====== TASK INPUT
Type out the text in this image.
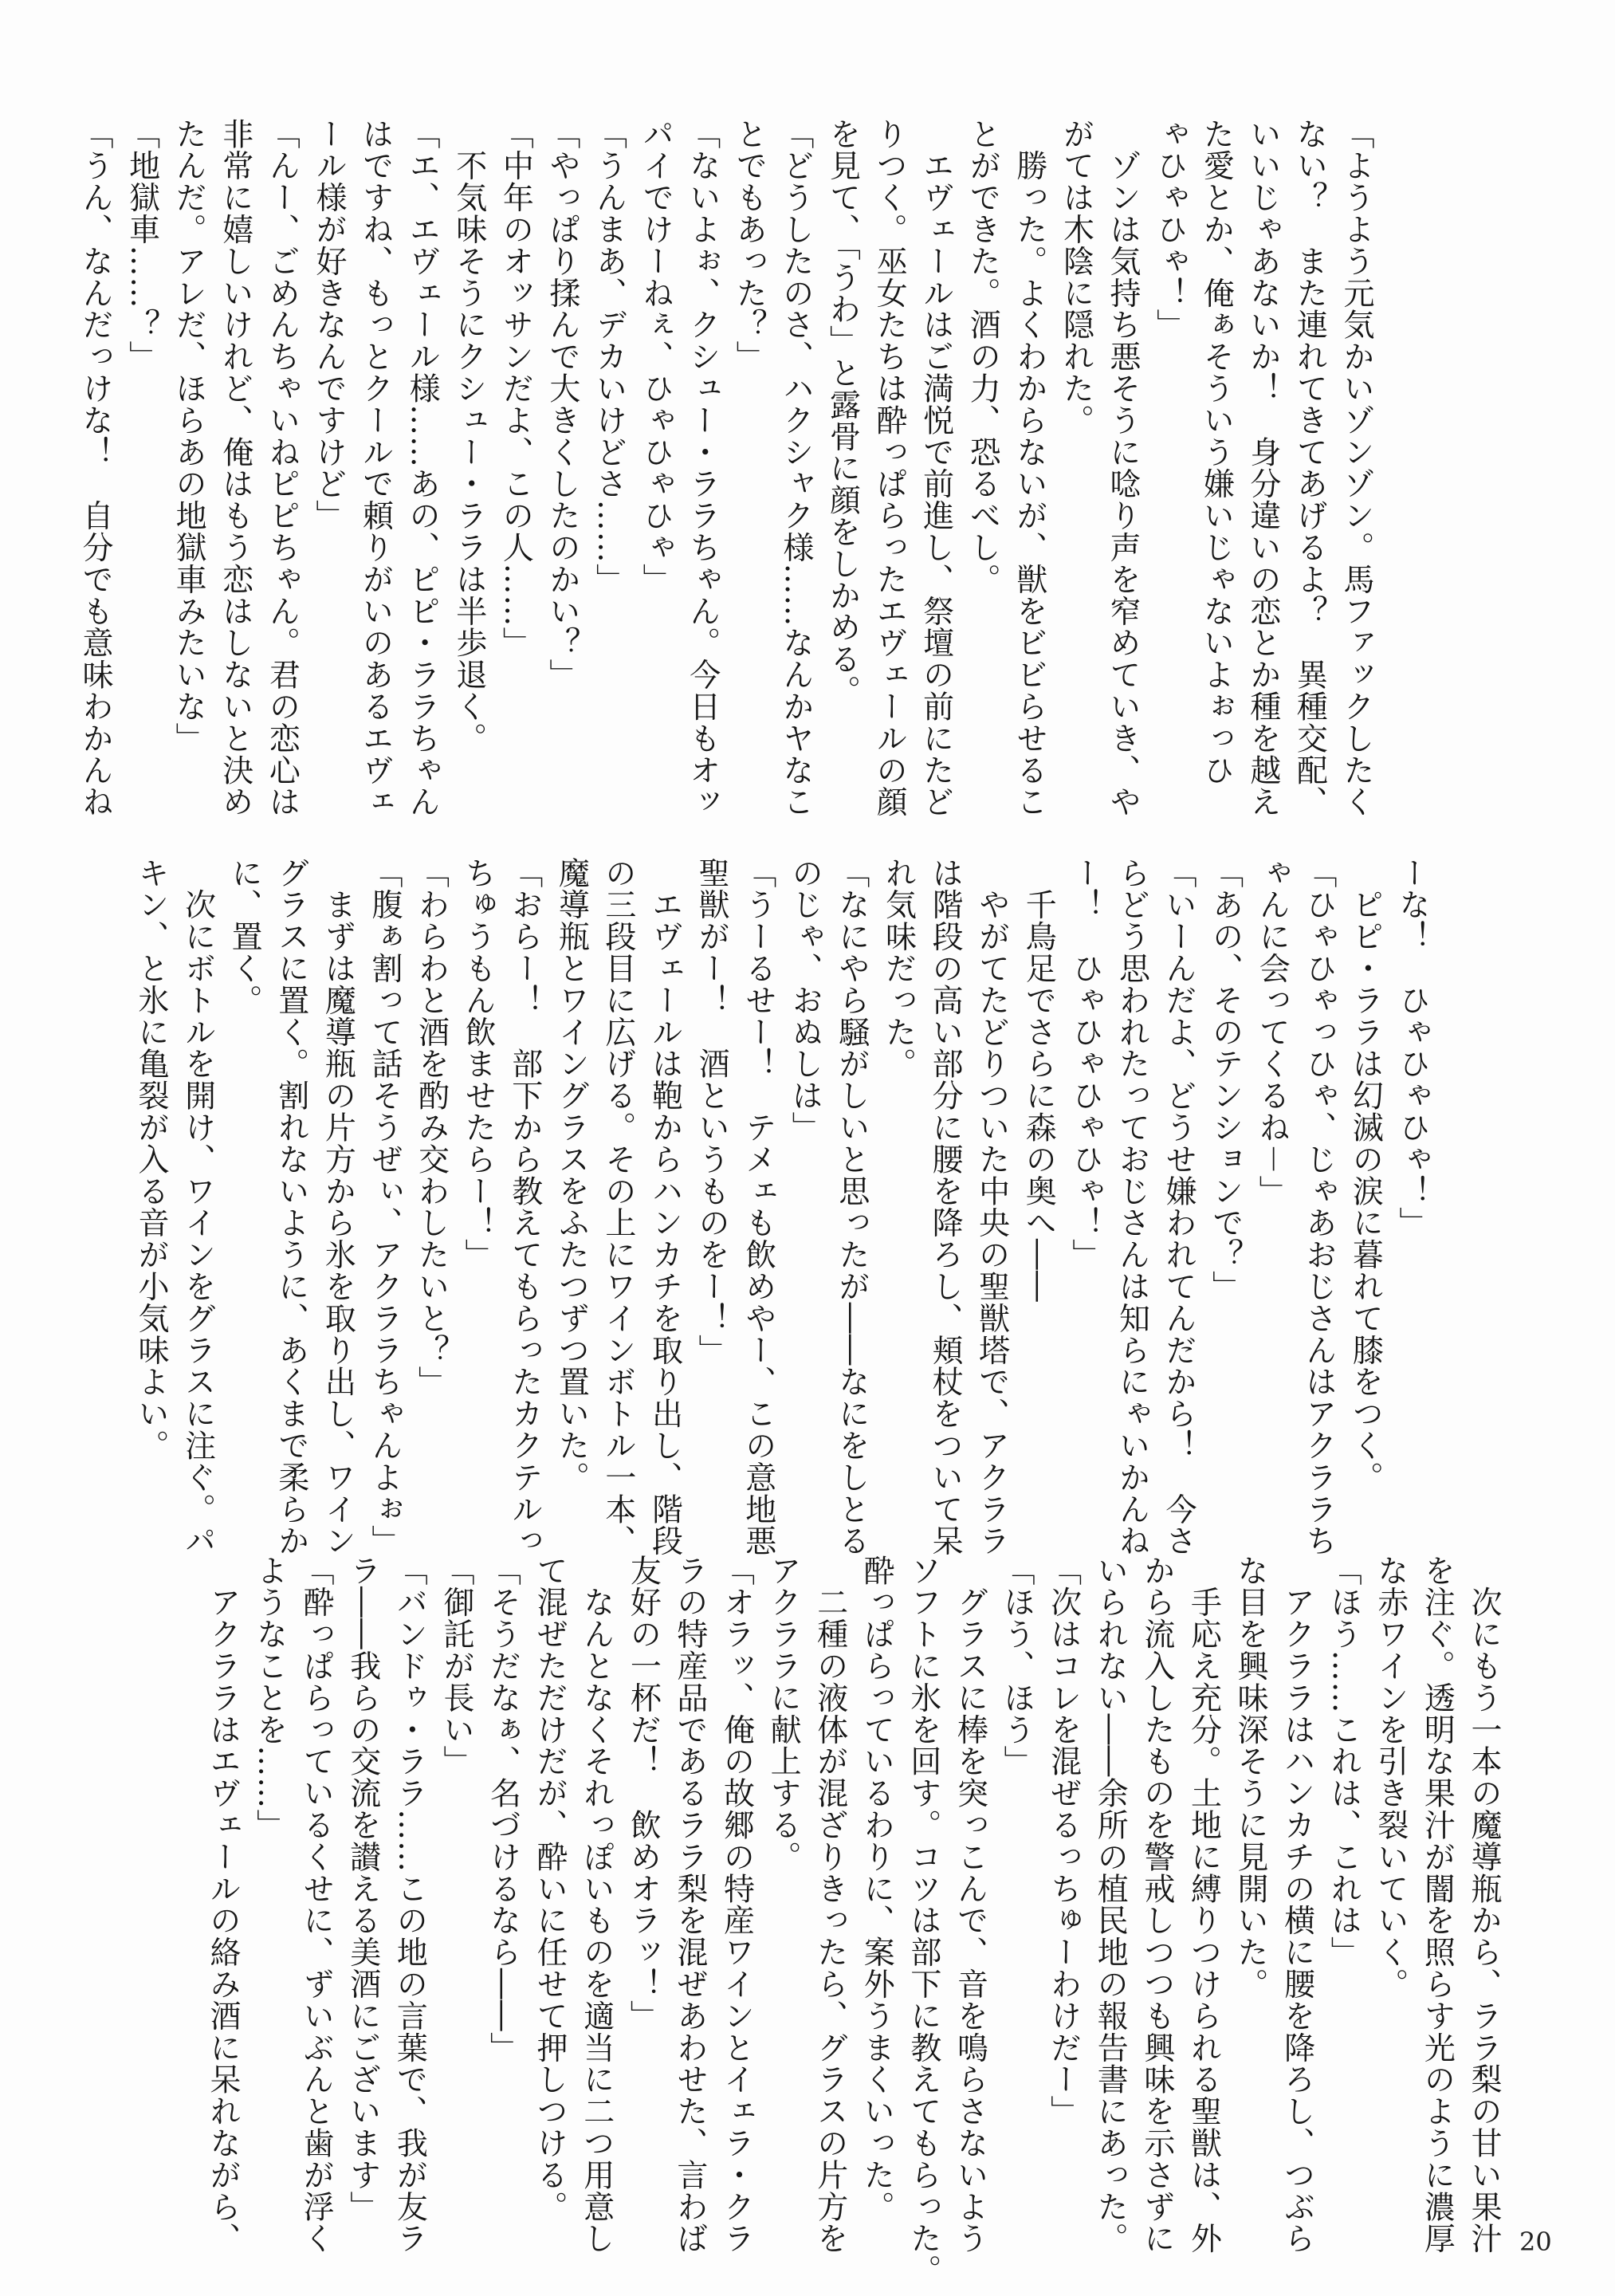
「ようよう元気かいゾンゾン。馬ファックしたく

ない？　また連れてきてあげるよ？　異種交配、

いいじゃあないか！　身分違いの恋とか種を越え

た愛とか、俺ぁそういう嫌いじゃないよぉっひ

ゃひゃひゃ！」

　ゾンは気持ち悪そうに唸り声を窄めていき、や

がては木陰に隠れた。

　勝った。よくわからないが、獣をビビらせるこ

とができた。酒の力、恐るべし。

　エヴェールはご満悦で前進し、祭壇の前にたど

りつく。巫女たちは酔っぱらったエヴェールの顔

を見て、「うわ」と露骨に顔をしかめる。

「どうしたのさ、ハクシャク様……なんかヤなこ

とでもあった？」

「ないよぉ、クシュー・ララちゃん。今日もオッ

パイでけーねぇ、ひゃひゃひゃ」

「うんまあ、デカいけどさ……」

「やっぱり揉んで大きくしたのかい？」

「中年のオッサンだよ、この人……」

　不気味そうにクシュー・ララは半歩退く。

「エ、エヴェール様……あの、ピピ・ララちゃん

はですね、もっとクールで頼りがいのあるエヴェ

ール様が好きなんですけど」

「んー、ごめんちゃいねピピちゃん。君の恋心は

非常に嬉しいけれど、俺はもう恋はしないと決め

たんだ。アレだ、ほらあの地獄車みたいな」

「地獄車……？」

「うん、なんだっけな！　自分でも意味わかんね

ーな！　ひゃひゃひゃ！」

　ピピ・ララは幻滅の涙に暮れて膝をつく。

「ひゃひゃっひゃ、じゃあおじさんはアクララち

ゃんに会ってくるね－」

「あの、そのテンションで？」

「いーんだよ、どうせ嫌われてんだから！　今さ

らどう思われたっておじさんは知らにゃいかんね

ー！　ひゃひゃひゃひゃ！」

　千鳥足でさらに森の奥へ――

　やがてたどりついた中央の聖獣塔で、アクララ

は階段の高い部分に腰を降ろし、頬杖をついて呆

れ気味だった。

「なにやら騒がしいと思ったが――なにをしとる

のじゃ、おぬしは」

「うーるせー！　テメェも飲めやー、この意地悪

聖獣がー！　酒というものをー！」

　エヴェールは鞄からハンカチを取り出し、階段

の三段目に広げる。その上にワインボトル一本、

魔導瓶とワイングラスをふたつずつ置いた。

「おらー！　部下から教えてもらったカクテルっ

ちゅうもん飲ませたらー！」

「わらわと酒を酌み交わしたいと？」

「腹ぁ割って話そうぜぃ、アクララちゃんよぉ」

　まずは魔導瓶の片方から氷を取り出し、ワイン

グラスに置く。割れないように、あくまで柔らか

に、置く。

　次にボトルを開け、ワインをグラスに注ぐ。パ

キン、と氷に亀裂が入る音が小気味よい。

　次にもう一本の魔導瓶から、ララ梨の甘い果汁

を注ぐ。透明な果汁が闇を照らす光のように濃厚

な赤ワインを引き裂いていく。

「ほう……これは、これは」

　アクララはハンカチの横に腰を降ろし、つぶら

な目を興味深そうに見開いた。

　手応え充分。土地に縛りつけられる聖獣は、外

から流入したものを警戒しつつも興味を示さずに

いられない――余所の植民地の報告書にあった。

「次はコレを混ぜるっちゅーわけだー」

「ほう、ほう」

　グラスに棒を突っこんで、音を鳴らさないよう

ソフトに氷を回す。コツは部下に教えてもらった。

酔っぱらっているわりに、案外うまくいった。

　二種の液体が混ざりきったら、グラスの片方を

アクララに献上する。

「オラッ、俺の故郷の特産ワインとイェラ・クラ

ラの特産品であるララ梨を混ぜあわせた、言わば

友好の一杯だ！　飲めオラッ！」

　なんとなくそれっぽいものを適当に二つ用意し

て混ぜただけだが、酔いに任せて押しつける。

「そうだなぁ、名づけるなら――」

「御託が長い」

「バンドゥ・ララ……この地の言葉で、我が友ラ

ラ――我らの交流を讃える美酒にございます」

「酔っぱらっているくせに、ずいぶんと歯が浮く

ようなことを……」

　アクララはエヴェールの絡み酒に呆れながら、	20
============
— REQUEST —
Reproduce the whole listing exactly, but not the images in it.

— REPLY TO THE TASK —
Type out the text in this image.
「ようよう元気かいゾンゾン。馬ファックしたく

ない？　また連れてきてあげるよ？　異種交配、

いいじゃあないか！　身分違いの恋とか種を越え

た愛とか、俺ぁそういう嫌いじゃないよぉっひ

ゃひゃひゃ！」

　ゾンは気持ち悪そうに唸り声を窄めていき、や

がては木陰に隠れた。

　勝った。よくわからないが、獣をビビらせるこ

とができた。酒の力、恐るべし。

　エヴェールはご満悦で前進し、祭壇の前にたど

りつく。巫女たちは酔っぱらったエヴェールの顔

を見て、「うわ」と露骨に顔をしかめる。

「どうしたのさ、ハクシャク様……なんかヤなこ

とでもあった？」

「ないよぉ、クシュー・ララちゃん。今日もオッ

パイでけーねぇ、ひゃひゃひゃ」

「うんまあ、デカいけどさ……」

「やっぱり揉んで大きくしたのかい？」

「中年のオッサンだよ、この人……」

　不気味そうにクシュー・ララは半歩退く。

「エ、エヴェール様……あの、ピピ・ララちゃん

はですね、もっとクールで頼りがいのあるエヴェ

ール様が好きなんですけど」

「んー、ごめんちゃいねピピちゃん。君の恋心は

非常に嬉しいけれど、俺はもう恋はしないと決め

たんだ。アレだ、ほらあの地獄車みたいな」

「地獄車……？」

「うん、なんだっけな！　自分でも意味わかんね

ーな！　ひゃひゃひゃ！」

　ピピ・ララは幻滅の涙に暮れて膝をつく。

「ひゃひゃっひゃ、じゃあおじさんはアクララち

ゃんに会ってくるね－」

「あの、そのテンションで？」

「いーんだよ、どうせ嫌われてんだから！　今さ

らどう思われたっておじさんは知らにゃいかんね

ー！　ひゃひゃひゃひゃ！」

　千鳥足でさらに森の奥へ――

　やがてたどりついた中央の聖獣塔で、アクララ

は階段の高い部分に腰を降ろし、頬杖をついて呆

れ気味だった。

「なにやら騒がしいと思ったが――なにをしとる

のじゃ、おぬしは」

「うーるせー！　テメェも飲めやー、この意地悪

聖獣がー！　酒というものをー！」

　エヴェールは鞄からハンカチを取り出し、階段

の三段目に広げる。その上にワインボトル一本、

魔導瓶とワイングラスをふたつずつ置いた。

「おらー！　部下から教えてもらったカクテルっ

ちゅうもん飲ませたらー！」

「わらわと酒を酌み交わしたいと？」

「腹ぁ割って話そうぜぃ、アクララちゃんよぉ」

　まずは魔導瓶の片方から氷を取り出し、ワイン

グラスに置く。割れないように、あくまで柔らか

に、置く。

　次にボトルを開け、ワインをグラスに注ぐ。パ

キン、と氷に亀裂が入る音が小気味よい。

　次にもう一本の魔導瓶から、ララ梨の甘い果汁

を注ぐ。透明な果汁が闇を照らす光のように濃厚

な赤ワインを引き裂いていく。

「ほう……これは、これは」

　アクララはハンカチの横に腰を降ろし、つぶら

な目を興味深そうに見開いた。

　手応え充分。土地に縛りつけられる聖獣は、外

から流入したものを警戒しつつも興味を示さずに

いられない――余所の植民地の報告書にあった。

「次はコレを混ぜるっちゅーわけだー」

「ほう、ほう」

　グラスに棒を突っこんで、音を鳴らさないよう

ソフトに氷を回す。コツは部下に教えてもらった。

酔っぱらっているわりに、案外うまくいった。

　二種の液体が混ざりきったら、グラスの片方を

アクララに献上する。

「オラッ、俺の故郷の特産ワインとイェラ・クラ

ラの特産品であるララ梨を混ぜあわせた、言わば

友好の一杯だ！　飲めオラッ！」

　なんとなくそれっぽいものを適当に二つ用意し

て混ぜただけだが、酔いに任せて押しつける。

「そうだなぁ、名づけるなら――」

「御託が長い」

「バンドゥ・ララ……この地の言葉で、我が友ラ

ラ――我らの交流を讃える美酒にございます」

「酔っぱらっているくせに、ずいぶんと歯が浮く

ようなことを……」

　アクララはエヴェールの絡み酒に呆れながら、	20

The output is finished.